(Dataset rows about figures)
..............................
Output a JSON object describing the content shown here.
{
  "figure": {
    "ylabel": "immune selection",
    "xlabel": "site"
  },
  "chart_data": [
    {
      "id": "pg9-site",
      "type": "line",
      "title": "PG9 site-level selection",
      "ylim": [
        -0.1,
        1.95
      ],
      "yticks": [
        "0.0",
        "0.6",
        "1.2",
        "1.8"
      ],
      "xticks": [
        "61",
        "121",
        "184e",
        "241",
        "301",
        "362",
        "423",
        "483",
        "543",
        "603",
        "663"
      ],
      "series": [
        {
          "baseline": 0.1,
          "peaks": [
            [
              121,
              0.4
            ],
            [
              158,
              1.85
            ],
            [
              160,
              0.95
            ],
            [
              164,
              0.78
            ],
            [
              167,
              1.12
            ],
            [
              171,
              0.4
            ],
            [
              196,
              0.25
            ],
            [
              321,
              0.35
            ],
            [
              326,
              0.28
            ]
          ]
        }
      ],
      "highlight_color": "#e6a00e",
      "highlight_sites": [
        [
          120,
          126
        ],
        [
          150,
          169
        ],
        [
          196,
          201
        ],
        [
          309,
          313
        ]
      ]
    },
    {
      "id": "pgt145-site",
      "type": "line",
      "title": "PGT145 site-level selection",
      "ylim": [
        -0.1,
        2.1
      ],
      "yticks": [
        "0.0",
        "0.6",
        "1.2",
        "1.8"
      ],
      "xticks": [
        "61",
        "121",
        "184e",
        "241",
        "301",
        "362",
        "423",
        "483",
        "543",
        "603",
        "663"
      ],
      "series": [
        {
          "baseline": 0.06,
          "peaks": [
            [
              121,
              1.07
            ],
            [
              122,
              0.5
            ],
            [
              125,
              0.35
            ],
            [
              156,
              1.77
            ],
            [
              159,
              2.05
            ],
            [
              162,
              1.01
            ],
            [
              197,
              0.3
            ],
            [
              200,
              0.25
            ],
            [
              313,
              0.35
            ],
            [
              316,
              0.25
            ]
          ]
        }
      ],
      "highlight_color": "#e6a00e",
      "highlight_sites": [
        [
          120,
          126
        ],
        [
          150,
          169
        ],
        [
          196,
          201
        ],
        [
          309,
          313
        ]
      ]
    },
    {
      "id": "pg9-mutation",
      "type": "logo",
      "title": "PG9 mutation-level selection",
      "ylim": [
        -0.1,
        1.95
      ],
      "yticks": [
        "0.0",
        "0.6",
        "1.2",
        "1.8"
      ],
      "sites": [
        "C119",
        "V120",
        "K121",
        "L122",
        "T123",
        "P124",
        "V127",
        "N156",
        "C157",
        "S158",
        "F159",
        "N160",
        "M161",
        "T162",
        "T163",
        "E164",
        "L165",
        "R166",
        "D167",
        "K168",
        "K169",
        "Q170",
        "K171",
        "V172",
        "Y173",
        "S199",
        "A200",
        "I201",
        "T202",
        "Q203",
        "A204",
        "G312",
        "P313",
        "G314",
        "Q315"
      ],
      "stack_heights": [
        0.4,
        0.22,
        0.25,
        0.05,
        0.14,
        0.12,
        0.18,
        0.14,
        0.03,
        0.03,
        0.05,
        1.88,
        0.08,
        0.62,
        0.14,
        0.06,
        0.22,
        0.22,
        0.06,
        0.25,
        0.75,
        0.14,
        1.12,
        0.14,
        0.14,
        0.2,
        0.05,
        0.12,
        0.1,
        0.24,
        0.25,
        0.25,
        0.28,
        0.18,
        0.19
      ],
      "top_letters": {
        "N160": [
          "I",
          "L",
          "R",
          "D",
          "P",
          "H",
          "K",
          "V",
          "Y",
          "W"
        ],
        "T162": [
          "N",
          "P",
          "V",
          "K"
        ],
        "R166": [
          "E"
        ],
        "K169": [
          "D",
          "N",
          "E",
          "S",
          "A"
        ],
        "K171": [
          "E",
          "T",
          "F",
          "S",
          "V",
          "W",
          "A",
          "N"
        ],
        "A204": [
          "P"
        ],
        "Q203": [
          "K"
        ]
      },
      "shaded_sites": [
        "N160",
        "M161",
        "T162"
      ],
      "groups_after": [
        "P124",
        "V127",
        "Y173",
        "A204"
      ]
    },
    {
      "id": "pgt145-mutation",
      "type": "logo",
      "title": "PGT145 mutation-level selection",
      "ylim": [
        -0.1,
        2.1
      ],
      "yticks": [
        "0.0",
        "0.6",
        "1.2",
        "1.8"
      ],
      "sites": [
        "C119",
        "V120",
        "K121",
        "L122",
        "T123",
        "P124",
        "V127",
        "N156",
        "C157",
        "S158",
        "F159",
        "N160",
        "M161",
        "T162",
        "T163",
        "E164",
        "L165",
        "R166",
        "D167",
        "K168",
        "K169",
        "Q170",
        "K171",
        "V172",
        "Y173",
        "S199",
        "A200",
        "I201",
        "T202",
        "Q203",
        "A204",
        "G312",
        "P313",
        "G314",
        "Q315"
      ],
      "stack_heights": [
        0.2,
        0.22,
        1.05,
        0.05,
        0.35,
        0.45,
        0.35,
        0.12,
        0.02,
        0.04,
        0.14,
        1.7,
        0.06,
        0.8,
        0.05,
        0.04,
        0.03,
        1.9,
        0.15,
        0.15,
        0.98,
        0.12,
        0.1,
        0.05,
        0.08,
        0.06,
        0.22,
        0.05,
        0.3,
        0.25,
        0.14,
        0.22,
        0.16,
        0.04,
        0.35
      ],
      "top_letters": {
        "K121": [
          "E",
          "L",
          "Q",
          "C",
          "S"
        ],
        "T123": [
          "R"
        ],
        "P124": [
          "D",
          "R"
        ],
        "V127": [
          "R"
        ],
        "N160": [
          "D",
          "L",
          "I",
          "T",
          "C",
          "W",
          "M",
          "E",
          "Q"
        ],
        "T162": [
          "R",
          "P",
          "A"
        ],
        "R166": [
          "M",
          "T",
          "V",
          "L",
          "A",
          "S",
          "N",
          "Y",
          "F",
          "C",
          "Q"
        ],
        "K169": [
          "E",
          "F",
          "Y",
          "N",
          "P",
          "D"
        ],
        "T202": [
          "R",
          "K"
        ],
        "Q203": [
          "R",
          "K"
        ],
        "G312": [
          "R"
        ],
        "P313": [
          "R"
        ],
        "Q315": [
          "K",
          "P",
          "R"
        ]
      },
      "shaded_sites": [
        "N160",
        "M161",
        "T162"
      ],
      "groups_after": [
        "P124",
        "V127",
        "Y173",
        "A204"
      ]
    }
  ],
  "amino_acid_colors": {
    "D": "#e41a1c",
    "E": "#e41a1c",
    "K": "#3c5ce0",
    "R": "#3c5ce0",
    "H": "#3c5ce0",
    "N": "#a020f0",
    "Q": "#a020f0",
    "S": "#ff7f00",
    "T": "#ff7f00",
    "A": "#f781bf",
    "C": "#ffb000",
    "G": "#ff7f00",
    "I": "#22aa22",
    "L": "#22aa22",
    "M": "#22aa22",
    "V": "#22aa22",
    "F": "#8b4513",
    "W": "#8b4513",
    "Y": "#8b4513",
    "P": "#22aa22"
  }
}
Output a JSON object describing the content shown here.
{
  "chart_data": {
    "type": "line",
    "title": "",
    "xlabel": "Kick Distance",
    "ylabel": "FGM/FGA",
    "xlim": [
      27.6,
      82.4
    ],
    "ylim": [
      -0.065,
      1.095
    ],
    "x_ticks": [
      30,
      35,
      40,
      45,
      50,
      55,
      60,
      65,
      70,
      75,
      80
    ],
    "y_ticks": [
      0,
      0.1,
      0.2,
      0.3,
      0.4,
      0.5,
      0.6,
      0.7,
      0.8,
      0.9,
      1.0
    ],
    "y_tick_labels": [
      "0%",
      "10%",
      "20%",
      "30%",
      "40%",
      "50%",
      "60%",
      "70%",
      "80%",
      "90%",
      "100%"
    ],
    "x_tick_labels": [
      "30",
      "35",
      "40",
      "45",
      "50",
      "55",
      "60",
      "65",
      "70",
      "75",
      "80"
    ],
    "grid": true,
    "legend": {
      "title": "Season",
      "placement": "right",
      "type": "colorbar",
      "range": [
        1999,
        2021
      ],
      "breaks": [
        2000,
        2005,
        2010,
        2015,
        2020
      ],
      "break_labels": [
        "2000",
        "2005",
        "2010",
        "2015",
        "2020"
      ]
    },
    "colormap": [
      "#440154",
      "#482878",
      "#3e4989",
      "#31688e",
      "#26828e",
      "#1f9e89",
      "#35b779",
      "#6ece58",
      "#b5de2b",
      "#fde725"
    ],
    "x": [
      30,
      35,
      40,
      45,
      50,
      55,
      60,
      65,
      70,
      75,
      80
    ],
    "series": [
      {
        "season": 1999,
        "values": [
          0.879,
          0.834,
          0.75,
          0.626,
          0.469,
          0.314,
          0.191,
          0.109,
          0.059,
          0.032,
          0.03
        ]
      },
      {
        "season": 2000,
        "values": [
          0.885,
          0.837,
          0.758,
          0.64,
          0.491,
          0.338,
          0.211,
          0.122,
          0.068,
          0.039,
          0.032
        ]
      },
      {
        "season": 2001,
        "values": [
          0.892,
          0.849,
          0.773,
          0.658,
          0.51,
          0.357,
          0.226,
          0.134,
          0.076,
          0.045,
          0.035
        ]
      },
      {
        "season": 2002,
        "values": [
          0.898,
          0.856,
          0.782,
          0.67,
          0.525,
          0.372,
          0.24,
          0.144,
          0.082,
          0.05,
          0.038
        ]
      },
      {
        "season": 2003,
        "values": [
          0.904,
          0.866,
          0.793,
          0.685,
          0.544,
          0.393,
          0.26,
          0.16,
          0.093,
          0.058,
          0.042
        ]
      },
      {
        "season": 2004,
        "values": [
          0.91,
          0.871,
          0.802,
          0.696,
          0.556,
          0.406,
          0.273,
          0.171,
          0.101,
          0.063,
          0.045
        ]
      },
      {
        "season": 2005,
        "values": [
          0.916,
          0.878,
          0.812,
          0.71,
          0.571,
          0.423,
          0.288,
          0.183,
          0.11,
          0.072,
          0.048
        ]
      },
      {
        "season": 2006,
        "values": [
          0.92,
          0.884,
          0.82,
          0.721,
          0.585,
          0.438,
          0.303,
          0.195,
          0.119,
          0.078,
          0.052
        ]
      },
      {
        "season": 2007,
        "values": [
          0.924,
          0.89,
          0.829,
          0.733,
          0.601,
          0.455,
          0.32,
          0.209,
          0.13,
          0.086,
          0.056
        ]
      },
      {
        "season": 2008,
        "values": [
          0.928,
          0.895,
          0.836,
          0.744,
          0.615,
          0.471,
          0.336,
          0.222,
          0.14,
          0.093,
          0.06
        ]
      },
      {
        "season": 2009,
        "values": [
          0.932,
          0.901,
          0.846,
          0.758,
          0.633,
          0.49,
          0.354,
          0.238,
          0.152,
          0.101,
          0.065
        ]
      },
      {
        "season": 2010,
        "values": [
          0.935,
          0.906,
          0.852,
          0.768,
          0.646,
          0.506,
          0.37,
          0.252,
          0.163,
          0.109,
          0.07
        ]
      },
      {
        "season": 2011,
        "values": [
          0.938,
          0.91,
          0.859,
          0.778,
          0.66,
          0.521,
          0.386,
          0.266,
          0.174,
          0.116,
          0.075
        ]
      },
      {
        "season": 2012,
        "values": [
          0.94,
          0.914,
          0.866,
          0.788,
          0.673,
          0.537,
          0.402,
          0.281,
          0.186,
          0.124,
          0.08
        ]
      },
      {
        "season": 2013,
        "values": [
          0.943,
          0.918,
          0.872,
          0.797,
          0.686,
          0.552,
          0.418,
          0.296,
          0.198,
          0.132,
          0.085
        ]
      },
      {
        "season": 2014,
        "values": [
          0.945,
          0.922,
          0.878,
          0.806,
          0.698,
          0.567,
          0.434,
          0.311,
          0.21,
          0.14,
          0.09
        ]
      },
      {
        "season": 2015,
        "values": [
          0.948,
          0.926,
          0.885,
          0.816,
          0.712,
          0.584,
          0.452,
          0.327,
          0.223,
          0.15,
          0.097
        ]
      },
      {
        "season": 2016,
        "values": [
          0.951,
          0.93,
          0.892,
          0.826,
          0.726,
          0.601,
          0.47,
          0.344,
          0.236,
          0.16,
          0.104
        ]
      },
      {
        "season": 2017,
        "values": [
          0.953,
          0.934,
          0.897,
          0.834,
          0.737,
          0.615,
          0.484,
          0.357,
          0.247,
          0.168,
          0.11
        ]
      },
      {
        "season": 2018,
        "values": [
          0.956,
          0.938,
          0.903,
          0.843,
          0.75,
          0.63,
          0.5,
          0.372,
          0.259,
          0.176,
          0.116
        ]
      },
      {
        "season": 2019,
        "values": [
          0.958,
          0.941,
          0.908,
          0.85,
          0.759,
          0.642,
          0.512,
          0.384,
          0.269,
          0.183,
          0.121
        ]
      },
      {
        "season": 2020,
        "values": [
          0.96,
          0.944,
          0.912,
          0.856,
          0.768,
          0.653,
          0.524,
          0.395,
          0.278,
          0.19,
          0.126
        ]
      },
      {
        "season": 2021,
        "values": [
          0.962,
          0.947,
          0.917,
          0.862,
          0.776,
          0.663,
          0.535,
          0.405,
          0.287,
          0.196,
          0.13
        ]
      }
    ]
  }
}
..............................
Across the data above, how many lines include the word "mutation"? Give only the count.

4